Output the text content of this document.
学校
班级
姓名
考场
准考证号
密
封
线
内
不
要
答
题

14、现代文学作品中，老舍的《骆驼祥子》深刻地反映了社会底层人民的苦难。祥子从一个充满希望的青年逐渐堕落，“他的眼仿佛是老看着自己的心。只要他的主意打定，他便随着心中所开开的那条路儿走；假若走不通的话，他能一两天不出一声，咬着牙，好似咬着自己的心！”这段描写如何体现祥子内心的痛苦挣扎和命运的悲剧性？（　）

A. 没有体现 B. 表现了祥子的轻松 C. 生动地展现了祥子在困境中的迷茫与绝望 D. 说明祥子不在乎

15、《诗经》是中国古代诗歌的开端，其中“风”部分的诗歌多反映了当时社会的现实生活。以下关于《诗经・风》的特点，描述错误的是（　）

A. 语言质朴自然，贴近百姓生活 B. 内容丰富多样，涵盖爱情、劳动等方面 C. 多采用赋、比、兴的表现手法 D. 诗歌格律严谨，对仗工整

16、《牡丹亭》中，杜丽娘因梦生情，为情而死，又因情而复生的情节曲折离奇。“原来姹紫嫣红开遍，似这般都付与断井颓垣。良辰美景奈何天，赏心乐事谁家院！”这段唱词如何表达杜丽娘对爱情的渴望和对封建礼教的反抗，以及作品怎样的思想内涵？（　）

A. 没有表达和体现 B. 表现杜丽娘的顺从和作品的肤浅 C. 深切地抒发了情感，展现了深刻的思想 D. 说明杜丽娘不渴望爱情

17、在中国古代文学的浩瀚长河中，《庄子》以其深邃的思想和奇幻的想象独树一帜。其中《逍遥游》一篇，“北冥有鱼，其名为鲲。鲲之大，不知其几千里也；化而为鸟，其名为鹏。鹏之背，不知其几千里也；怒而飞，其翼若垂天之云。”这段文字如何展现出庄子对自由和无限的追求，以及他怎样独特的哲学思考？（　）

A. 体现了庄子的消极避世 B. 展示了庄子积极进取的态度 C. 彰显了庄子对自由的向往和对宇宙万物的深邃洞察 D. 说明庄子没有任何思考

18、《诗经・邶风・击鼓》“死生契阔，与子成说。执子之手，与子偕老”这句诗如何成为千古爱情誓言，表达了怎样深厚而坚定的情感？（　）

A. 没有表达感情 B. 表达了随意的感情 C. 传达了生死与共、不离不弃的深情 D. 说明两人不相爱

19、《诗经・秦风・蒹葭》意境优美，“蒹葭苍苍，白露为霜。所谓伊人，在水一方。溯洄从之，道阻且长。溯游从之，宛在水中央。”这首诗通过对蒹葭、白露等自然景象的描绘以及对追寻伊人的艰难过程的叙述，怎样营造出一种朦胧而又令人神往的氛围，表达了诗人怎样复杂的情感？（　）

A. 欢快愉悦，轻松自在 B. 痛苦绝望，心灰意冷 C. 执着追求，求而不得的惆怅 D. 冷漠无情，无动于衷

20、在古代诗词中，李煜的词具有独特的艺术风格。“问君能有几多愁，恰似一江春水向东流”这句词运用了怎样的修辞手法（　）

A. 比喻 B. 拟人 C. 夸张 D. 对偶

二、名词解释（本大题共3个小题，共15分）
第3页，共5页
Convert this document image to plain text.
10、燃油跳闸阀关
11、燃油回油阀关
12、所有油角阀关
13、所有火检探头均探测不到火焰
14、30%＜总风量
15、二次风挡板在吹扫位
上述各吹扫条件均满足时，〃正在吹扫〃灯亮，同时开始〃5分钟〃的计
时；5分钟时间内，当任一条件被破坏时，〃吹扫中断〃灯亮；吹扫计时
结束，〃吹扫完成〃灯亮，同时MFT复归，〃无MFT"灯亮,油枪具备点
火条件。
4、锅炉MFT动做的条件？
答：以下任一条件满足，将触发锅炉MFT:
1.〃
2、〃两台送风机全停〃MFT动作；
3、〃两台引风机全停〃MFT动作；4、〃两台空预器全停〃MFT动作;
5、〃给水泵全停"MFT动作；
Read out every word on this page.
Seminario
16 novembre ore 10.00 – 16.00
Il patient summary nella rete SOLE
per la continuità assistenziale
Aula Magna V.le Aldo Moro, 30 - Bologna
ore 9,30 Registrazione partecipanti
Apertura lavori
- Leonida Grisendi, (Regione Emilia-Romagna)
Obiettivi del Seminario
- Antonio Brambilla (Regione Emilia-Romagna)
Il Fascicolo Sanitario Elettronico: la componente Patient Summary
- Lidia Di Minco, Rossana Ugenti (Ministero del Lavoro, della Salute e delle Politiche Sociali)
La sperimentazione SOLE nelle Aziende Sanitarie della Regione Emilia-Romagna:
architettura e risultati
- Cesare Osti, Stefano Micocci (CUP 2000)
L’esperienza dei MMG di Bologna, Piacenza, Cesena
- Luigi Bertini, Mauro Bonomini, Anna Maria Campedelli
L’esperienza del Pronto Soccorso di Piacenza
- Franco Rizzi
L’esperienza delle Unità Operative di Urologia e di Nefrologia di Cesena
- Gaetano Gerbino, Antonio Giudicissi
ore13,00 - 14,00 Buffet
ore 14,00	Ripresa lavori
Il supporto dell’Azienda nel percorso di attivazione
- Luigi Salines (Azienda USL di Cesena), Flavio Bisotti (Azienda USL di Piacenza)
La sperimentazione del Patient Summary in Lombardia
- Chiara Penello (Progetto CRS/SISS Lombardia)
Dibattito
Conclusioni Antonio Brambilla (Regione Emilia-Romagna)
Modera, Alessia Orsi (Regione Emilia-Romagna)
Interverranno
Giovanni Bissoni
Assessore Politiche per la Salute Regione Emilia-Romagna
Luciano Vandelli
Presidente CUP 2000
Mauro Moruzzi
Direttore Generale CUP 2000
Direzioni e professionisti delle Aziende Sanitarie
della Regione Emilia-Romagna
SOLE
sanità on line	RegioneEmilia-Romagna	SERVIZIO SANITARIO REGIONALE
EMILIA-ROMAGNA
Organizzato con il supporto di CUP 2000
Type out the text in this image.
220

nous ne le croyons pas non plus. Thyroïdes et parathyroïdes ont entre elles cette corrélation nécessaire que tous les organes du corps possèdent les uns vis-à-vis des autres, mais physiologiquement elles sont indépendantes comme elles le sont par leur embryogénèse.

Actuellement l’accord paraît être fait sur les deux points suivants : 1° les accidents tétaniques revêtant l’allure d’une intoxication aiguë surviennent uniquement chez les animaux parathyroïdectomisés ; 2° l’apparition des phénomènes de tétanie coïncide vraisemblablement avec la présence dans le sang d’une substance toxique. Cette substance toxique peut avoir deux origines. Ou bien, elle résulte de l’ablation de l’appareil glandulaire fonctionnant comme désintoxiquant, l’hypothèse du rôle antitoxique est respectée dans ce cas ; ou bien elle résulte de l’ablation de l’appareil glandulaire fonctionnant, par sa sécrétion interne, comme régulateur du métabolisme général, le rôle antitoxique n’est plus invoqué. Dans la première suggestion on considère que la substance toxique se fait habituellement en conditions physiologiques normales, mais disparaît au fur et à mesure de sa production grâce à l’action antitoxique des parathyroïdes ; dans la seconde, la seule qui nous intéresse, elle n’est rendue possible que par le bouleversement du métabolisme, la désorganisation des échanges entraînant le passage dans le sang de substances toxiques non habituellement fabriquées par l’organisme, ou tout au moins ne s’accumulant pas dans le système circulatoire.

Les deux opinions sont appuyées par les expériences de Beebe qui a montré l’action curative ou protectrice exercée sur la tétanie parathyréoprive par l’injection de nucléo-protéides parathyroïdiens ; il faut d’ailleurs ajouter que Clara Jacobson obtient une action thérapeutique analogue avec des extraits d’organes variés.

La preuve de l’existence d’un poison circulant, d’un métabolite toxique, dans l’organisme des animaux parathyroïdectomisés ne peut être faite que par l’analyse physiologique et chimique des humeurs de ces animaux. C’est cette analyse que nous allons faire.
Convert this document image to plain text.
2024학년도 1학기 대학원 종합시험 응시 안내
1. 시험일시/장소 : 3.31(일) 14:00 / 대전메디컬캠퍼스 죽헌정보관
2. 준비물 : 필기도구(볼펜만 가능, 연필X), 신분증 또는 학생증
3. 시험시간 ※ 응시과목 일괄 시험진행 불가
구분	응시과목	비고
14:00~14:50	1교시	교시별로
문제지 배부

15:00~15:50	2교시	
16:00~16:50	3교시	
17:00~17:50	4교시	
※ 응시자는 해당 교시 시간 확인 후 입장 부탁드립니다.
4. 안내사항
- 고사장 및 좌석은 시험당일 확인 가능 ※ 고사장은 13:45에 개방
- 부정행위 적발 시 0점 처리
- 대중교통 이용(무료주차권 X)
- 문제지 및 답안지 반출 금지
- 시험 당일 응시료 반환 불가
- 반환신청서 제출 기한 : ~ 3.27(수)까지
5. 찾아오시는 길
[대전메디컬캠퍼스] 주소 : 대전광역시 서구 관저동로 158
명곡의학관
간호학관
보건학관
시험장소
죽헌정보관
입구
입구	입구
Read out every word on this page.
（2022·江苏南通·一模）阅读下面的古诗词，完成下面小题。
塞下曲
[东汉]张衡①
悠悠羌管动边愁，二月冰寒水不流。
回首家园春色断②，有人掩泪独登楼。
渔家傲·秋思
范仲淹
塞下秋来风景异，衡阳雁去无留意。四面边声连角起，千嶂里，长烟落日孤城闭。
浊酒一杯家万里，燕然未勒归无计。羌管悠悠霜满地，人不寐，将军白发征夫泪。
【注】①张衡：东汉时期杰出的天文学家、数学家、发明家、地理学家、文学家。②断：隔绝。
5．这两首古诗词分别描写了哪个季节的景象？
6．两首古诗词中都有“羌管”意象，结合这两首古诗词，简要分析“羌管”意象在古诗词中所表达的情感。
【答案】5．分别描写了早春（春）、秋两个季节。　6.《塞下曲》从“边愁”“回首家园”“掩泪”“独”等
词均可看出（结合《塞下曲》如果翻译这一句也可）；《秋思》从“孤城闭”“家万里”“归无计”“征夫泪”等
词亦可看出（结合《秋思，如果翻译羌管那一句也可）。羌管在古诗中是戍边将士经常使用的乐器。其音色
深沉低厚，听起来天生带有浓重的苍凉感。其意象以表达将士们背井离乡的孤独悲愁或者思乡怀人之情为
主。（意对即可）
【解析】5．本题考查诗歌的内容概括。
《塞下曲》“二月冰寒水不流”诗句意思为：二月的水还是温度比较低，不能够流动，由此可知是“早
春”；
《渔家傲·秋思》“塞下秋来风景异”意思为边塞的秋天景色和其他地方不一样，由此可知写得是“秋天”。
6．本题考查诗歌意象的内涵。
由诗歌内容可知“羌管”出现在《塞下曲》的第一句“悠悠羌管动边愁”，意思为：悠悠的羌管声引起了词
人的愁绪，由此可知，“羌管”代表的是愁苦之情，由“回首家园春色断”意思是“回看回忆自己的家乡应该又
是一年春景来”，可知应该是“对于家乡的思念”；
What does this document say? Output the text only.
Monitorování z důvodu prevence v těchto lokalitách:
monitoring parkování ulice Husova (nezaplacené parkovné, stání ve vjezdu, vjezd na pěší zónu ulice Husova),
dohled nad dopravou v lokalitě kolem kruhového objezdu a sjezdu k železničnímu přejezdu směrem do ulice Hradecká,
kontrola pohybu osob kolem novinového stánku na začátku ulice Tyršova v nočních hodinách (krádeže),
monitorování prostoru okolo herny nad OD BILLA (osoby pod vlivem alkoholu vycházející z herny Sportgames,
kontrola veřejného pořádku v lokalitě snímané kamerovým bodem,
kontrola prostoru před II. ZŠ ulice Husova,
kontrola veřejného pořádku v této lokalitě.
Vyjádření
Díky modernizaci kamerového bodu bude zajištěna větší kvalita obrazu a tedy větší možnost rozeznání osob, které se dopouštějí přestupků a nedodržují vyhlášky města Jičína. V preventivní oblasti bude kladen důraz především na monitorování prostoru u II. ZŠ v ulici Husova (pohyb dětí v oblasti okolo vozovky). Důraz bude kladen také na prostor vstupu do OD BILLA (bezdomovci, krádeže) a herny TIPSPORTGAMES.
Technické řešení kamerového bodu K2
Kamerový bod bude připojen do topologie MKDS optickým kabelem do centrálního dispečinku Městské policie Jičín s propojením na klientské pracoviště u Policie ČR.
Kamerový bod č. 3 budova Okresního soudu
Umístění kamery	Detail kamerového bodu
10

- Work to do -
From the data above, pick out each line containing "krádeže" and copy it.

- Answer for the task -
kontrola pohybu osob kolem novinového stánku na začátku ulice Tyršova v nočních hodinách (krádeže),
Díky modernizaci kamerového bodu bude zajištěna větší kvalita obrazu a tedy větší možnost rozeznání osob, které se dopouštějí přestupků a nedodržují vyhlášky města Jičína. V preventivní oblasti bude kladen důraz především na monitorování prostoru u II. ZŠ v ulici Husova (pohyb dětí v oblasti okolo vozovky). Důraz bude kladen také na prostor vstupu do OD BILLA (bezdomovci, krádeže) a herny TIPSPORTGAMES.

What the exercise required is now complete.